Problem to solve: Copy each line that holds "chéng".

Supplied records:
⟨

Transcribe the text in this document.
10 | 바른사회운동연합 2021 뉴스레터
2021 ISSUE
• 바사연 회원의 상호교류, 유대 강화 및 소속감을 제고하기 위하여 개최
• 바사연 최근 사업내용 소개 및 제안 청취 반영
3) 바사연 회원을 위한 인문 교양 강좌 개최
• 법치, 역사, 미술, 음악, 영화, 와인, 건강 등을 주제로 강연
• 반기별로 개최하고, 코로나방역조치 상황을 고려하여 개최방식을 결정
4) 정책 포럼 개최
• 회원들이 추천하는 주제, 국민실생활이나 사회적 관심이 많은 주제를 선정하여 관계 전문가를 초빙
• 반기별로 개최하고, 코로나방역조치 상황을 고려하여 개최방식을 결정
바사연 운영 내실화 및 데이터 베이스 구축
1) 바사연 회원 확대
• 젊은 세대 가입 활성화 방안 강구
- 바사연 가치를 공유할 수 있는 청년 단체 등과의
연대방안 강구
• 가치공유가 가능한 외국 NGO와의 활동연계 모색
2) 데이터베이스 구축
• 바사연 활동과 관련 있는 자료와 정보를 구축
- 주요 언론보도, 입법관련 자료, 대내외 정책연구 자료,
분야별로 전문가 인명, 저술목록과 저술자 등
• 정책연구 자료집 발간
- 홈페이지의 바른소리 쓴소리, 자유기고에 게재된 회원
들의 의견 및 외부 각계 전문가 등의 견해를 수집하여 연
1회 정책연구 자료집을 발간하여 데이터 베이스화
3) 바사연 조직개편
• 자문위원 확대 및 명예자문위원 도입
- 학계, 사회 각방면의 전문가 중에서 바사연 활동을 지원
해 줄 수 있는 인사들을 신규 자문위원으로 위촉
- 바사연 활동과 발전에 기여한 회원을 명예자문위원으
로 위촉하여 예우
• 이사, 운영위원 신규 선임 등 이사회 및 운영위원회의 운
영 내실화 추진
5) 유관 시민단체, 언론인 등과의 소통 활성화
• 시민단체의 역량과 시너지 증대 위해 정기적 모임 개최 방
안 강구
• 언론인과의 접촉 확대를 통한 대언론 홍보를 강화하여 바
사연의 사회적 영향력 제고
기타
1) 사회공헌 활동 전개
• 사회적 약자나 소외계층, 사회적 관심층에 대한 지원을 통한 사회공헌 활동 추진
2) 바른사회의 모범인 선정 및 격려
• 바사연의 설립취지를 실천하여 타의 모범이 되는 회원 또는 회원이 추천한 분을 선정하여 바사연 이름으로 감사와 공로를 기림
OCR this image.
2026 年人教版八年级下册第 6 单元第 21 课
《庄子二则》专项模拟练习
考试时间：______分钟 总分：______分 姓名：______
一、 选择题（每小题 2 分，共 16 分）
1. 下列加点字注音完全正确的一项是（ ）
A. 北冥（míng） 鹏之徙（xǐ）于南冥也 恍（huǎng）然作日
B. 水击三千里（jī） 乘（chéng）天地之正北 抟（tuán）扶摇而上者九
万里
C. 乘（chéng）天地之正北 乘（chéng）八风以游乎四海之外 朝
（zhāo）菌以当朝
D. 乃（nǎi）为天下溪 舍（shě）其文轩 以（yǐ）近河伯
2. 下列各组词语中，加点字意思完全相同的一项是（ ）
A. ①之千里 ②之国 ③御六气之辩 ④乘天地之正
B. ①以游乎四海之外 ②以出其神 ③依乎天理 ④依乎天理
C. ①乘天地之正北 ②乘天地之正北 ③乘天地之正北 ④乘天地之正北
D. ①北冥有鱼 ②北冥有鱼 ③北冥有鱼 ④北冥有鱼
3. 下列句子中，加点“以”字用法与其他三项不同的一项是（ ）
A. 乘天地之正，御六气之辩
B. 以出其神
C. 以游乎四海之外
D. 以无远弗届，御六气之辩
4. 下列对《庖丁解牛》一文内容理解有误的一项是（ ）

⟩

Response to this exercise:
B. 水击三千里（jī） 乘（chéng）天地之正北 抟（tuán）扶摇而上者九
C. 乘（chéng）天地之正北 乘（chéng）八风以游乎四海之外 朝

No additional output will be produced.